* **REQUEST**: Print all of the entries exactly, minus the pictures.
begin MATERIAL TO PROCESS
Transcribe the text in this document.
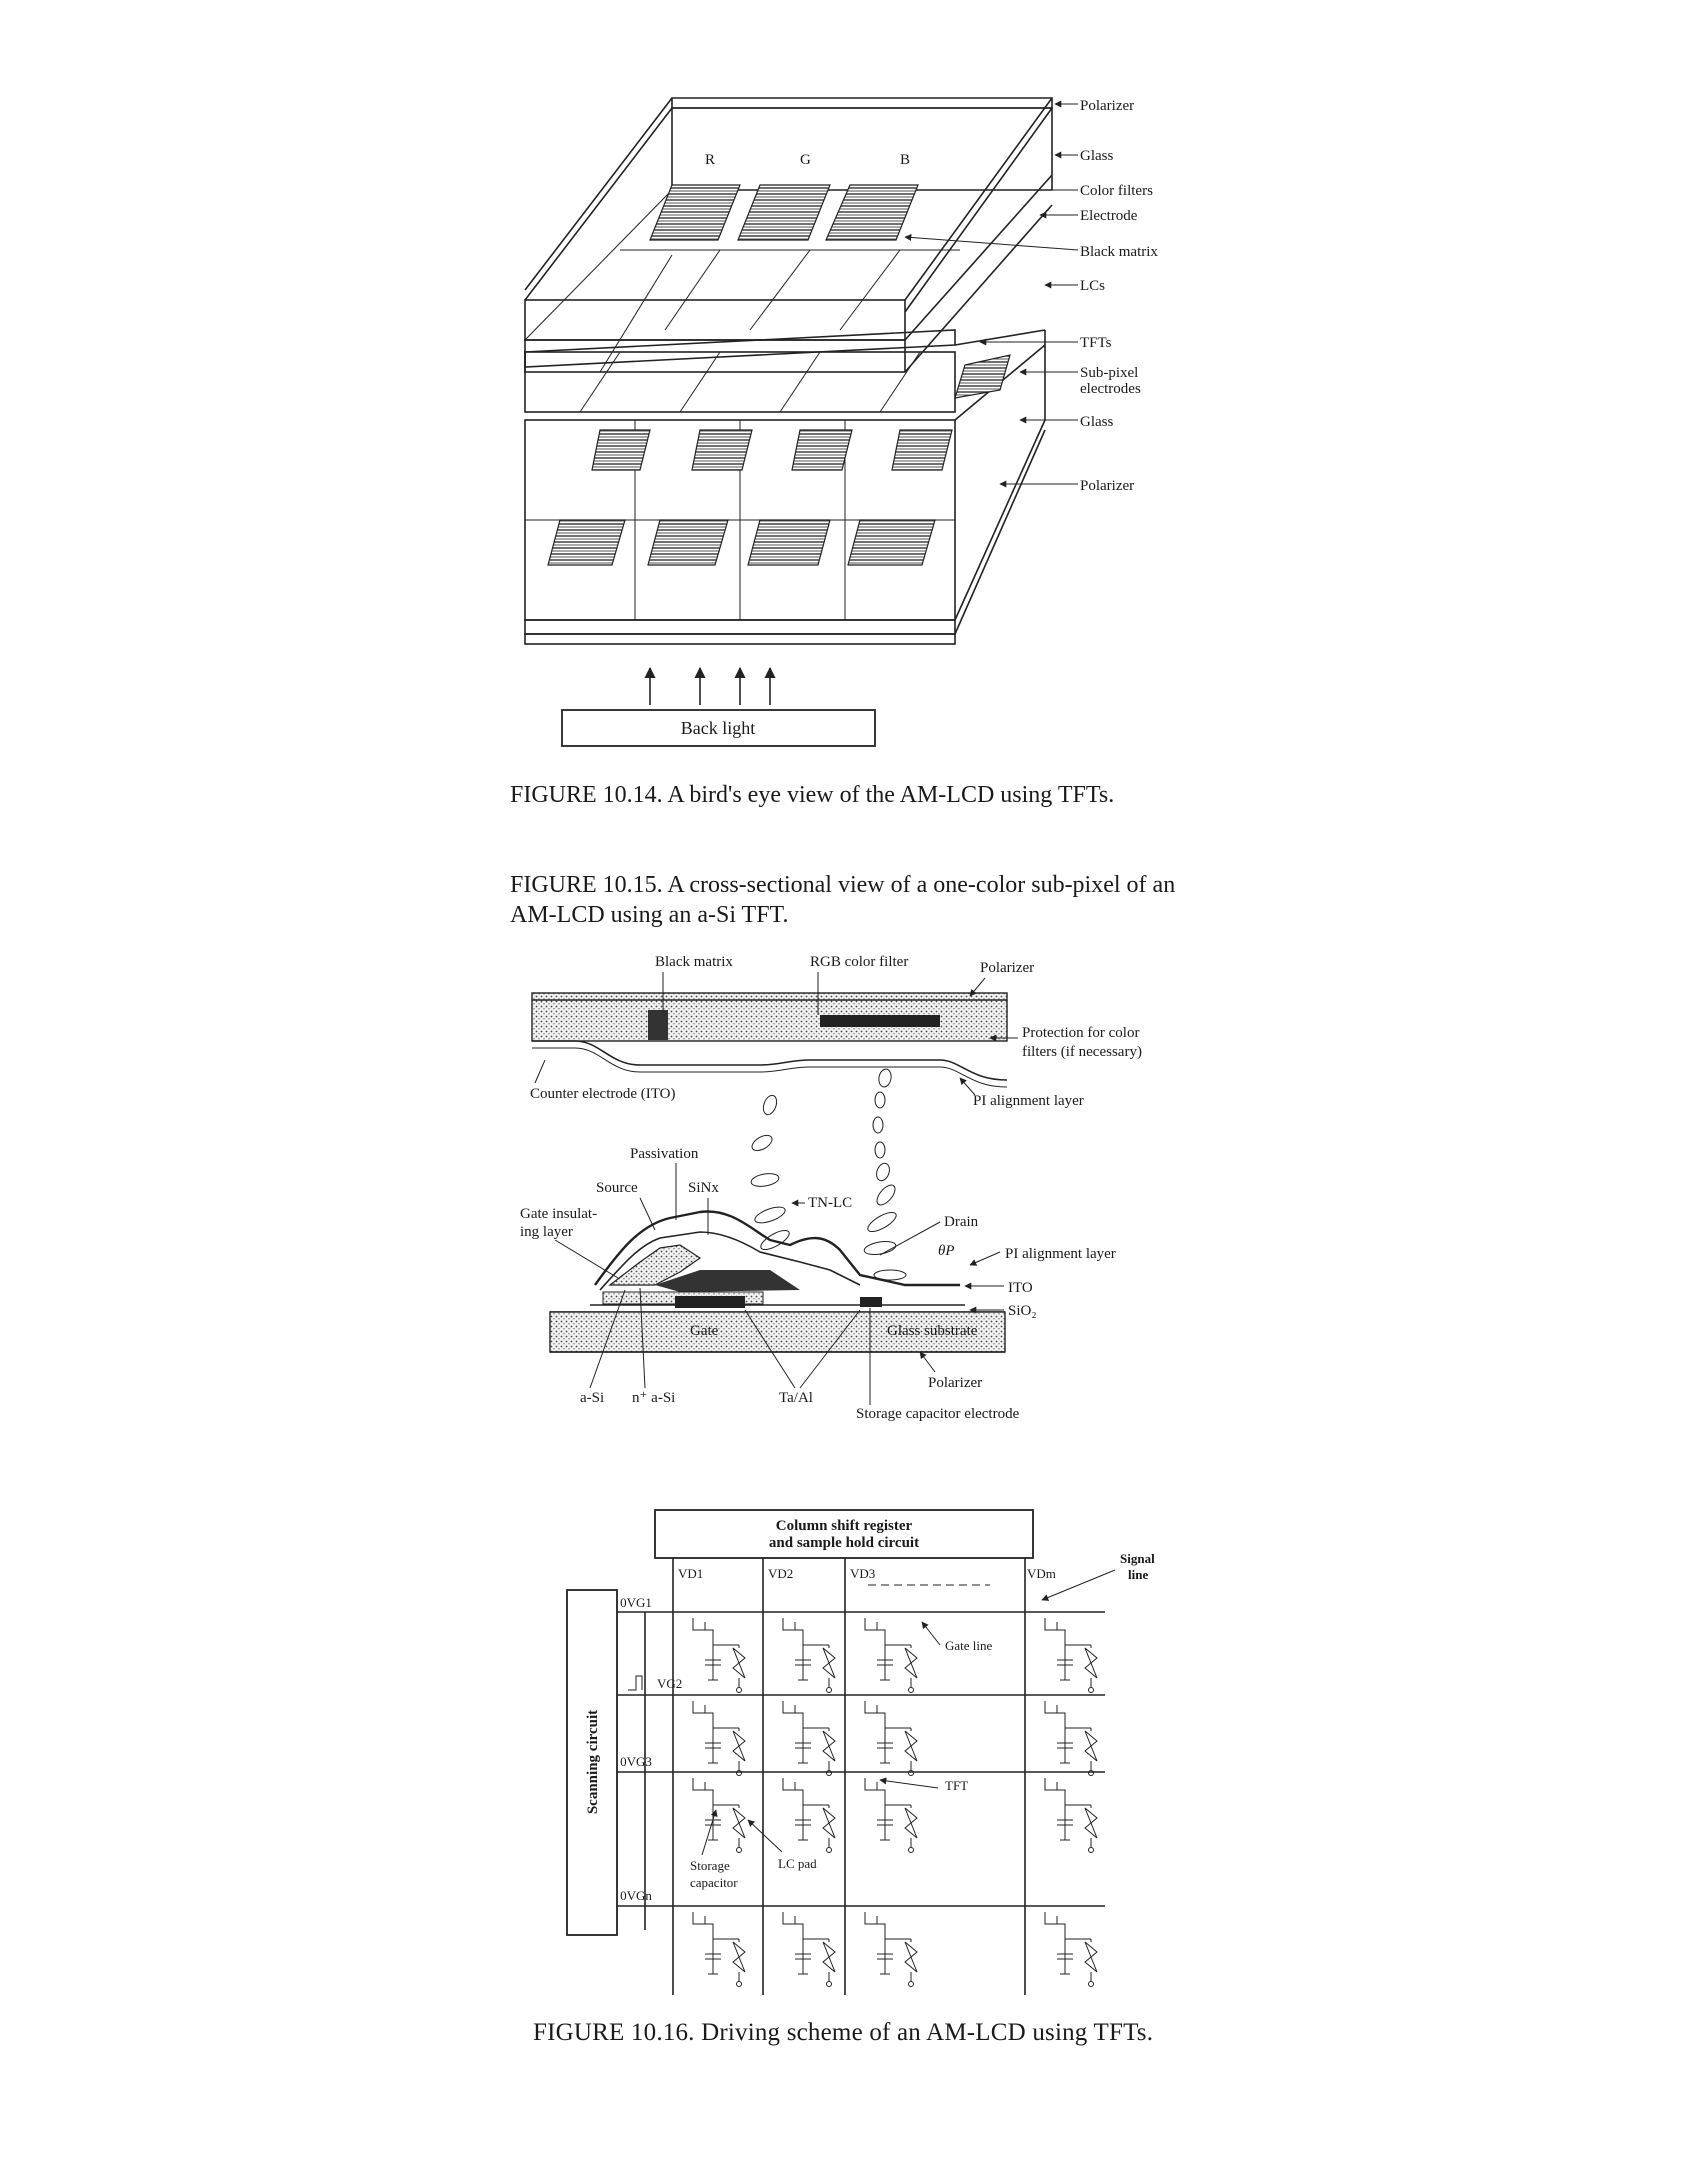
R	G	B
Polarizer
Glass
Color filters
Electrode
Black matrix
LCs
TFTs
Sub-pixel
electrodes
Glass
Polarizer
Back light
FIGURE 10.14. A bird's eye view of the AM-LCD using TFTs.
FIGURE 10.15. A cross-sectional view of a one-color sub-pixel of an AM-LCD using an a-Si TFT.
Black matrix	RGB color filter	Polarizer
Protection for color
filters (if necessary)
Counter electrode (ITO)	PI alignment layer
Passivation
Source	SiNx
TN-LC
Drain
θP
Gate insulat-
ing layer
PI alignment layer
ITO
SiO₂
Gate	Glass substrate
a-Si n⁺ a-Si	Ta/Al
Polarizer
Storage capacitor electrode
Column shift register
and sample hold circuit
Scanning circuit
VD1	VD2	VD3	VDm
0VG1
VG2
0VG3
0VGn
Signal
line
Gate line
TFT
Storage
capacitor
LC pad
FIGURE 10.16. Driving scheme of an AM-LCD using TFTs.
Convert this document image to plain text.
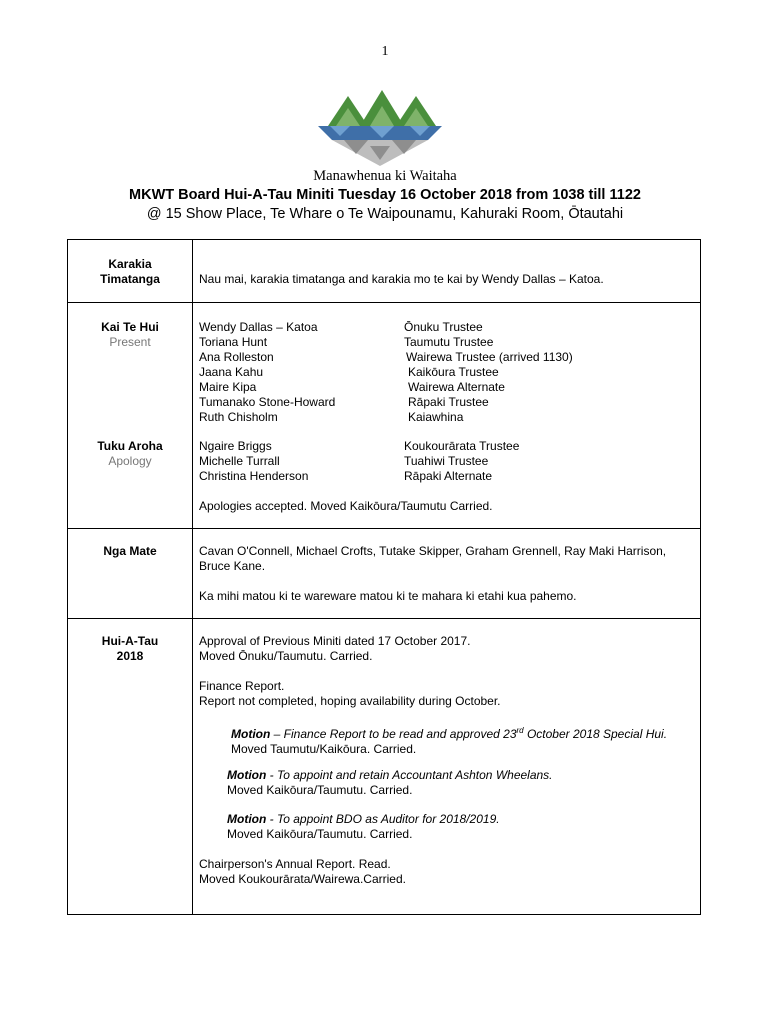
1
Manawhenua ki Waitaha
MKWT Board Hui-A-Tau Miniti Tuesday 16 October 2018 from 1038 till 1122
@ 15 Show Place, Te Whare o Te Waipounamu, Kahuraki Room, Ōtautahi
Karakia
Timatanga	Nau mai, karakia timatanga and karakia mo te kai by Wendy Dallas – Katoa.
Kai Te Hui
Present
Wendy Dallas – Katoa
Toriana Hunt
Ana Rolleston
Jaana Kahu
Maire Kipa
Tumanako Stone-Howard
Ruth Chisholm
Ōnuku Trustee
Taumutu Trustee
Wairewa Trustee (arrived 1130)
Kaikōura Trustee
Wairewa Alternate
Rāpaki Trustee
Kaiawhina
Tuku Aroha
Apology
Ngaire Briggs
Michelle Turrall
Christina Henderson
Koukourārata Trustee
Tuahiwi Trustee
Rāpaki Alternate
Apologies accepted. Moved Kaikōura/Taumutu Carried.
Nga Mate	Cavan O'Connell, Michael Crofts, Tutake Skipper, Graham Grennell, Ray Maki Harrison,
Bruce Kane.
Ka mihi matou ki te wareware matou ki te mahara ki etahi kua pahemo.
Hui-A-Tau
2018
Approval of Previous Miniti dated 17 October 2017.
Moved Ōnuku/Taumutu. Carried.
Finance Report.
Report not completed, hoping availability during October.
Motion – Finance Report to be read and approved 23rd October 2018 Special Hui.
Moved Taumutu/Kaikōura. Carried.
Motion - To appoint and retain Accountant Ashton Wheelans.
Moved Kaikōura/Taumutu. Carried.
Motion - To appoint BDO as Auditor for 2018/2019.
Moved Kaikōura/Taumutu. Carried.
Chairperson's Annual Report. Read.
Moved Koukourārata/Wairewa.Carried.
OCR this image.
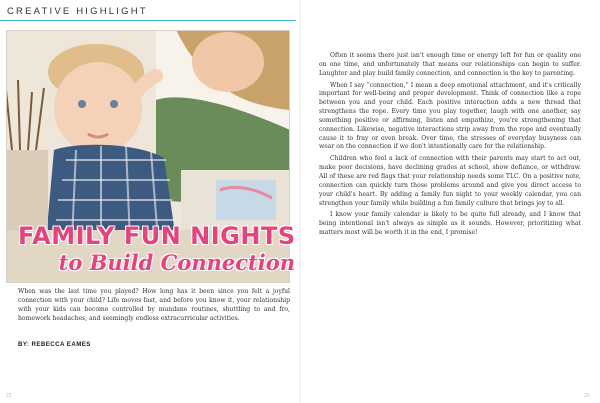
CREATIVE HIGHLIGHT
FAMILY FUN NIGHTS
to Build Connection

When was the last time you played? How long has it been since you felt a joyful connection with your child? Life moves fast, and before you know it, your relationship with your kids can become controlled by mundane routines, shuttling to and fro, homework headaches, and seemingly endless extracurricular activities.

BY: REBECCA EAMES
22

Often it seems there just isn't enough time or energy left for fun or quality one on one time, and unfortunately that means our relationships can begin to suffer. Laughter and play build family connection, and connection is the key to parenting.

When I say “connection,” I mean a deep emotional attachment, and it's critically important for well-being and proper development. Think of connection like a rope between you and your child. Each positive interaction adds a new thread that strengthens the rope. Every time you play together, laugh with one another, say something positive or affirming, listen and empathize, you're strengthening that connection. Likewise, negative interactions strip away from the rope and eventually cause it to fray or even break. Over time, the stresses of everyday busyness can wear on the connection if we don't intentionally care for the relationship.

Children who feel a lack of connection with their parents may start to act out, make poor decisions, have declining grades at school, show defiance, or withdraw. All of these are red flags that your relationship needs some TLC. On a positive note, connection can quickly turn those problems around and give you direct access to your child's heart. By adding a family fun night to your weekly calendar, you can strengthen your family while building a fun family culture that brings joy to all.

I know your family calendar is likely to be quite full already, and I know that being intentional isn't always as simple as it sounds. However, prioritizing what matters most will be worth it in the end, I promise!

23
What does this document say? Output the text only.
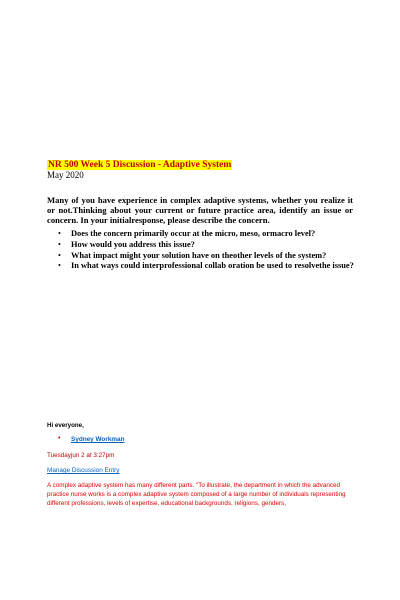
NR 500 Week 5 Discussion - Adaptive System
May 2020
Many of you have experience in complex adaptive systems, whether you realize it or not.Thinking about your current or future practice area, identify an issue or concern. In your initialresponse, please describe the concern.
• Does the concern primarily occur at the micro, meso, ormacro level?
• How would you address this issue?
• What impact might your solution have on theother levels of the system?
• In what ways could interprofessional collab oration be used to resolvethe issue?
Hi everyone,
• Sydney Workman
Tuesdayjun 2 at 3:27pm
Manage Discussion Entry

A complex adaptive system has many different parts. "To illustrate, the department in which the advanced practice nurse works is a complex adaptive system composed of a large number of individuals representing different professions, levels of expertise, educational backgrounds, religions, genders,
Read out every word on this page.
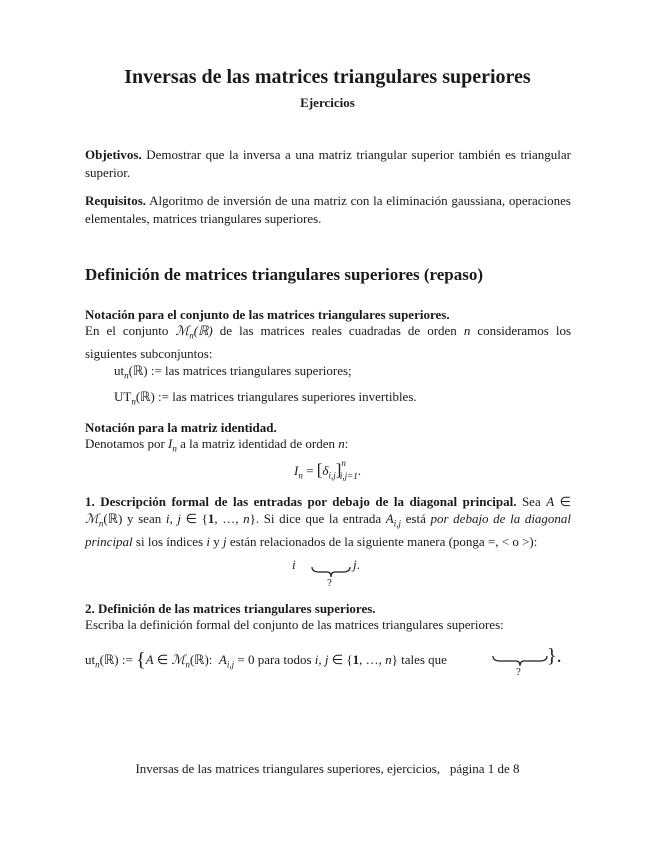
Inversas de las matrices triangulares superiores
Ejercicios
Objetivos. Demostrar que la inversa a una matriz triangular superior también es triangular superior.
Requisitos. Algoritmo de inversión de una matriz con la eliminación gaussiana, operaciones elementales, matrices triangulares superiores.
Definición de matrices triangulares superiores (repaso)
Notación para el conjunto de las matrices triangulares superiores.
En el conjunto ℳ$_n$(ℝ) de las matrices reales cuadradas de orden n consideramos los siguientes subconjuntos:
$ut_n(ℝ)$ := las matrices triangulares superiores;
$UT_n(ℝ)$ := las matrices triangulares superiores invertibles.
Notación para la matriz identidad.
Denotamos por $I_n$ a la matriz identidad de orden n:
$I_n = [\delta_{i,j}]^n_{i,j=1}$.
1. Descripción formal de las entradas por debajo de la diagonal principal. Sea A ∈ ℳ$_n$(ℝ) y sean i, j ∈ {1, …, n}. Si dice que la entrada $A_{i,j}$ está por debajo de la diagonal principal si los índices i y j están relacionados de la siguiente manera (ponga =, < o >):
i
?
j.
2. Definición de las matrices triangulares superiores.
Escriba la definición formal del conjunto de las matrices triangulares superiores:
$ut_n(ℝ)$ := {A ∈ ℳ$_n$(ℝ):  $A_{i,j} = 0$ para todos i, j ∈ {1, …, n} tales que	}.
?
Inversas de las matrices triangulares superiores, ejercicios, página 1 de 8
end MATERIAL TO PROCESS
* **OUTPUT OF THE TASK**:
Transcribe the text in this document.
R	G	B
Polarizer
Glass
Color filters
Electrode
Black matrix
LCs
TFTs
Sub-pixel
electrodes
Glass
Polarizer
Back light
FIGURE 10.14. A bird's eye view of the AM-LCD using TFTs.
FIGURE 10.15. A cross-sectional view of a one-color sub-pixel of an AM-LCD using an a-Si TFT.
Black matrix	RGB color filter	Polarizer
Protection for color
filters (if necessary)
Counter electrode (ITO)	PI alignment layer
Passivation
Source	SiNx
TN-LC
Drain
θP
Gate insulat-
ing layer
PI alignment layer
ITO
SiO₂
Gate	Glass substrate
a-Si n⁺ a-Si	Ta/Al
Polarizer
Storage capacitor electrode
Column shift register
and sample hold circuit
Scanning circuit
VD1	VD2	VD3	VDm
0VG1
VG2
0VG3
0VGn
Signal
line
Gate line
TFT
Storage
capacitor
LC pad
FIGURE 10.16. Driving scheme of an AM-LCD using TFTs.
Convert this document image to plain text.
1
Manawhenua ki Waitaha
MKWT Board Hui-A-Tau Miniti Tuesday 16 October 2018 from 1038 till 1122
@ 15 Show Place, Te Whare o Te Waipounamu, Kahuraki Room, Ōtautahi
Karakia
Timatanga	Nau mai, karakia timatanga and karakia mo te kai by Wendy Dallas – Katoa.
Kai Te Hui
Present
Wendy Dallas – Katoa
Toriana Hunt
Ana Rolleston
Jaana Kahu
Maire Kipa
Tumanako Stone-Howard
Ruth Chisholm
Ōnuku Trustee
Taumutu Trustee
Wairewa Trustee (arrived 1130)
Kaikōura Trustee
Wairewa Alternate
Rāpaki Trustee
Kaiawhina
Tuku Aroha
Apology
Ngaire Briggs
Michelle Turrall
Christina Henderson
Koukourārata Trustee
Tuahiwi Trustee
Rāpaki Alternate
Apologies accepted. Moved Kaikōura/Taumutu Carried.
Nga Mate	Cavan O'Connell, Michael Crofts, Tutake Skipper, Graham Grennell, Ray Maki Harrison,
Bruce Kane.
Ka mihi matou ki te wareware matou ki te mahara ki etahi kua pahemo.
Hui-A-Tau
2018
Approval of Previous Miniti dated 17 October 2017.
Moved Ōnuku/Taumutu. Carried.
Finance Report.
Report not completed, hoping availability during October.
Motion – Finance Report to be read and approved 23rd October 2018 Special Hui.
Moved Taumutu/Kaikōura. Carried.
Motion - To appoint and retain Accountant Ashton Wheelans.
Moved Kaikōura/Taumutu. Carried.
Motion - To appoint BDO as Auditor for 2018/2019.
Moved Kaikōura/Taumutu. Carried.
Chairperson's Annual Report. Read.
Moved Koukourārata/Wairewa.Carried.
OCR this image.
CREATIVE HIGHLIGHT
FAMILY FUN NIGHTS
to Build Connection

When was the last time you played? How long has it been since you felt a joyful connection with your child? Life moves fast, and before you know it, your relationship with your kids can become controlled by mundane routines, shuttling to and fro, homework headaches, and seemingly endless extracurricular activities.

BY: REBECCA EAMES
22

Often it seems there just isn't enough time or energy left for fun or quality one on one time, and unfortunately that means our relationships can begin to suffer. Laughter and play build family connection, and connection is the key to parenting.

When I say “connection,” I mean a deep emotional attachment, and it's critically important for well-being and proper development. Think of connection like a rope between you and your child. Each positive interaction adds a new thread that strengthens the rope. Every time you play together, laugh with one another, say something positive or affirming, listen and empathize, you're strengthening that connection. Likewise, negative interactions strip away from the rope and eventually cause it to fray or even break. Over time, the stresses of everyday busyness can wear on the connection if we don't intentionally care for the relationship.

Children who feel a lack of connection with their parents may start to act out, make poor decisions, have declining grades at school, show defiance, or withdraw. All of these are red flags that your relationship needs some TLC. On a positive note, connection can quickly turn those problems around and give you direct access to your child's heart. By adding a family fun night to your weekly calendar, you can strengthen your family while building a fun family culture that brings joy to all.

I know your family calendar is likely to be quite full already, and I know that being intentional isn't always as simple as it sounds. However, prioritizing what matters most will be worth it in the end, I promise!

23
What does this document say? Output the text only.
NR 500 Week 5 Discussion - Adaptive System
May 2020
Many of you have experience in complex adaptive systems, whether you realize it or not.Thinking about your current or future practice area, identify an issue or concern. In your initialresponse, please describe the concern.
• Does the concern primarily occur at the micro, meso, ormacro level?
• How would you address this issue?
• What impact might your solution have on theother levels of the system?
• In what ways could interprofessional collab oration be used to resolvethe issue?
Hi everyone,
• Sydney Workman
Tuesdayjun 2 at 3:27pm
Manage Discussion Entry

A complex adaptive system has many different parts. "To illustrate, the department in which the advanced practice nurse works is a complex adaptive system composed of a large number of individuals representing different professions, levels of expertise, educational backgrounds, religions, genders,
Read out every word on this page.
Inversas de las matrices triangulares superiores
Ejercicios
Objetivos. Demostrar que la inversa a una matriz triangular superior también es triangular superior.
Requisitos. Algoritmo de inversión de una matriz con la eliminación gaussiana, operaciones elementales, matrices triangulares superiores.
Definición de matrices triangulares superiores (repaso)
Notación para el conjunto de las matrices triangulares superiores.
En el conjunto ℳ$_n$(ℝ) de las matrices reales cuadradas de orden n consideramos los siguientes subconjuntos:
$ut_n(ℝ)$ := las matrices triangulares superiores;
$UT_n(ℝ)$ := las matrices triangulares superiores invertibles.
Notación para la matriz identidad.
Denotamos por $I_n$ a la matriz identidad de orden n:
$I_n = [\delta_{i,j}]^n_{i,j=1}$.
1. Descripción formal de las entradas por debajo de la diagonal principal. Sea A ∈ ℳ$_n$(ℝ) y sean i, j ∈ {1, …, n}. Si dice que la entrada $A_{i,j}$ está por debajo de la diagonal principal si los índices i y j están relacionados de la siguiente manera (ponga =, < o >):
i
?
j.
2. Definición de las matrices triangulares superiores.
Escriba la definición formal del conjunto de las matrices triangulares superiores:
$ut_n(ℝ)$ := {A ∈ ℳ$_n$(ℝ):  $A_{i,j} = 0$ para todos i, j ∈ {1, …, n} tales que	}.
?
Inversas de las matrices triangulares superiores, ejercicios, página 1 de 8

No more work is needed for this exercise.